▶ _WRITTEN TASK_: Transcribe the entries exactly; images are not part of the copy.

━━ SUPPLIED INFORMATION ━━

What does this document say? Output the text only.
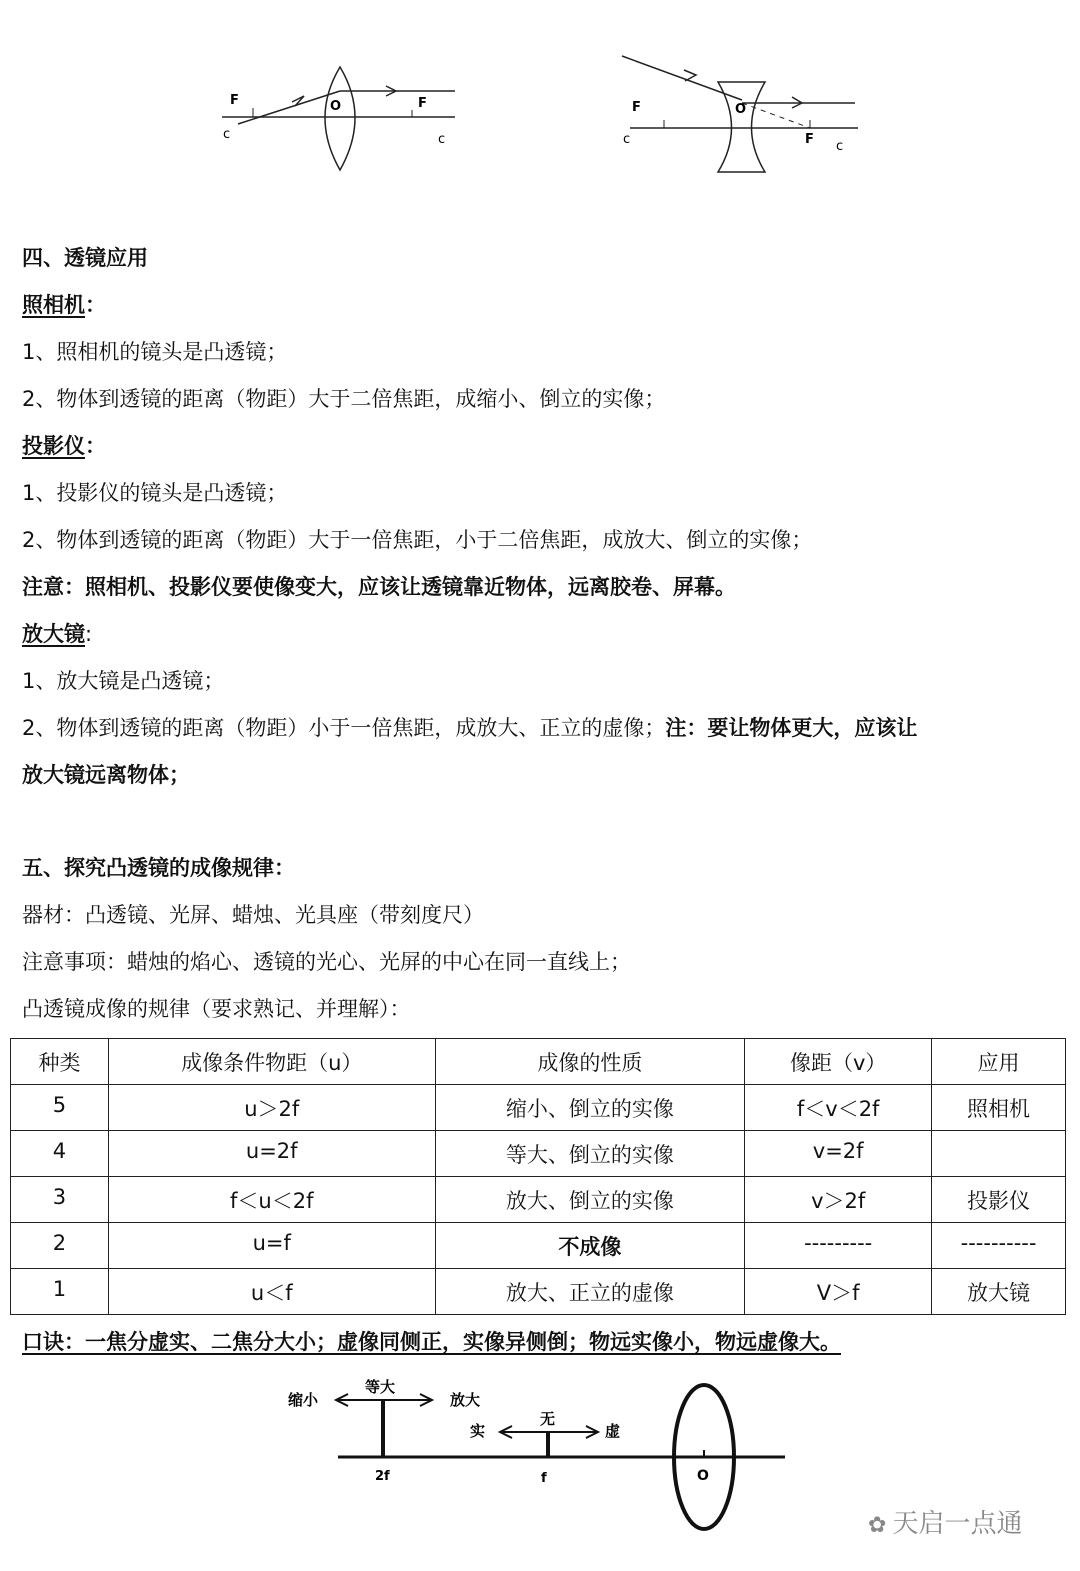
F
c
O	F
c
F
c
O
F c
四、透镜应用
照相机：
1、照相机的镜头是凸透镜；
2、物体到透镜的距离（物距）大于二倍焦距，成缩小、倒立的实像；
投影仪：
1、投影仪的镜头是凸透镜；
2、物体到透镜的距离（物距）大于一倍焦距，小于二倍焦距，成放大、倒立的实像；
注意：照相机、投影仪要使像变大，应该让透镜靠近物体，远离胶卷、屏幕。
放大镜:
1、放大镜是凸透镜；
2、物体到透镜的距离（物距）小于一倍焦距，成放大、正立的虚像；注：要让物体更大，应该让
放大镜远离物体；
五、探究凸透镜的成像规律：
器材：凸透镜、光屏、蜡烛、光具座（带刻度尺）
注意事项：蜡烛的焰心、透镜的光心、光屏的中心在同一直线上；
凸透镜成像的规律（要求熟记、并理解）：
种类	成像条件物距（u）	成像的性质	像距（v）	应用
5	u＞2f	缩小、倒立的实像	f＜v＜2f	照相机
4	u=2f	等大、倒立的实像	v=2f	
3	f＜u＜2f	放大、倒立的实像	v＞2f	投影仪
2	u=f	不成像	---------	----------
1	u＜f	放大、正立的虚像	V＞f	放大镜
口诀：一焦分虚实、二焦分大小；虚像同侧正，实像异侧倒；物远实像小，物远虚像大。
缩小
等大
放大
实
无
虚
2f	f	O
✿ 天启一点通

━━━

▶ _RESPONSE FOR THIS EXERCISE_:
What does this document say? Output the text only.
F
c
O	F
c
F
c
O
F c
四、透镜应用
照相机：
1、照相机的镜头是凸透镜；
2、物体到透镜的距离（物距）大于二倍焦距，成缩小、倒立的实像；
投影仪：
1、投影仪的镜头是凸透镜；
2、物体到透镜的距离（物距）大于一倍焦距，小于二倍焦距，成放大、倒立的实像；
注意：照相机、投影仪要使像变大，应该让透镜靠近物体，远离胶卷、屏幕。
放大镜:
1、放大镜是凸透镜；
2、物体到透镜的距离（物距）小于一倍焦距，成放大、正立的虚像；注：要让物体更大，应该让
放大镜远离物体；
五、探究凸透镜的成像规律：
器材：凸透镜、光屏、蜡烛、光具座（带刻度尺）
注意事项：蜡烛的焰心、透镜的光心、光屏的中心在同一直线上；
凸透镜成像的规律（要求熟记、并理解）：
种类	成像条件物距（u）	成像的性质	像距（v）	应用
5	u＞2f	缩小、倒立的实像	f＜v＜2f	照相机
4	u=2f	等大、倒立的实像	v=2f	
3	f＜u＜2f	放大、倒立的实像	v＞2f	投影仪
2	u=f	不成像	---------	----------
1	u＜f	放大、正立的虚像	V＞f	放大镜
口诀：一焦分虚实、二焦分大小；虚像同侧正，实像异侧倒；物远实像小，物远虚像大。
缩小
等大
放大
实
无
虚
2f	f	O
✿ 天启一点通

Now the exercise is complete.